**WORKING DATA**
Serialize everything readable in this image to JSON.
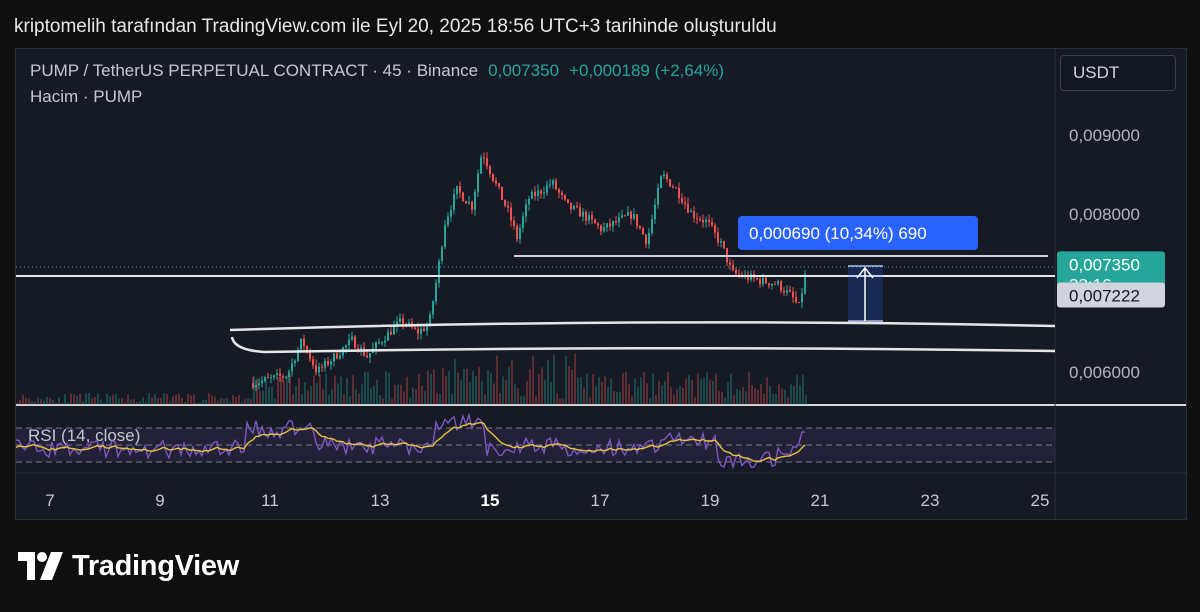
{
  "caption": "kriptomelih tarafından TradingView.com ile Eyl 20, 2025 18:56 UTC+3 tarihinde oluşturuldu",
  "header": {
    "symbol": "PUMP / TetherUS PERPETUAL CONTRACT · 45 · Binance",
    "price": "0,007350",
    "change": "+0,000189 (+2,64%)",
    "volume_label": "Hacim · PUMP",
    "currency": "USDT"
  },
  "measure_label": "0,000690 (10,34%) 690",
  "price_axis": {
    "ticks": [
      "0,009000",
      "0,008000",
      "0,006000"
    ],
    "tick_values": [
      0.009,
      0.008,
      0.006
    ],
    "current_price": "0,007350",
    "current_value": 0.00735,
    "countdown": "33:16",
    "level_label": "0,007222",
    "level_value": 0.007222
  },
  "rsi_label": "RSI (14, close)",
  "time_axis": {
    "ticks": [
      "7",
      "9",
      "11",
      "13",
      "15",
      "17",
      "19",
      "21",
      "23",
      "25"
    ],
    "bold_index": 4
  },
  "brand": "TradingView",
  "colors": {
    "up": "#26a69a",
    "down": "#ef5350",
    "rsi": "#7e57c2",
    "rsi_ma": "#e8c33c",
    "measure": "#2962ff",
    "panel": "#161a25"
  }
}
--
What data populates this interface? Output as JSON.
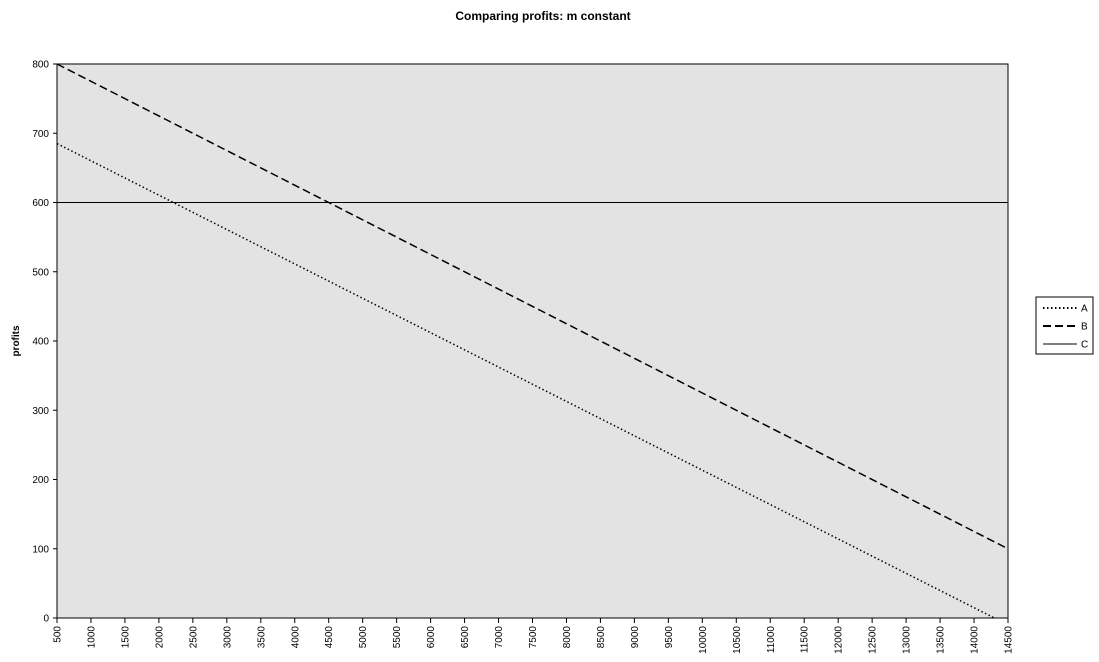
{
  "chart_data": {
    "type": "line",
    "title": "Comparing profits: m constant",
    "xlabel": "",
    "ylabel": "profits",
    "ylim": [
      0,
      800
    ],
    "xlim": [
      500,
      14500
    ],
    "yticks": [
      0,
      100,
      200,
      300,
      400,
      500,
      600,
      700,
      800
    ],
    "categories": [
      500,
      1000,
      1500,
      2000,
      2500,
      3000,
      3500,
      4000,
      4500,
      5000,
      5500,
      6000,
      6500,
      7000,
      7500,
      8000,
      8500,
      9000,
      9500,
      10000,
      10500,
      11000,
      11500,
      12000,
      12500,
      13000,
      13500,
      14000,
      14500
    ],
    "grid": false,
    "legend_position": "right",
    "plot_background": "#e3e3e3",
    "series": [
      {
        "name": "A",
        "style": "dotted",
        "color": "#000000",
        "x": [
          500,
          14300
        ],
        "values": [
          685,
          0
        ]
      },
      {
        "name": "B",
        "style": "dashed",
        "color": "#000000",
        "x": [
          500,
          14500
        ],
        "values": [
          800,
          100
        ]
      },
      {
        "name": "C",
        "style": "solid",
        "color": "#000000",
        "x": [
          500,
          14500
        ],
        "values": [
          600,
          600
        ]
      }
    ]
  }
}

**CHALLENGE**
Copy every single line of the material above that holds "style".

**SOLUTION TO THIS PROBLEM**
        "style": "dotted",
        "style": "dashed",
        "style": "solid",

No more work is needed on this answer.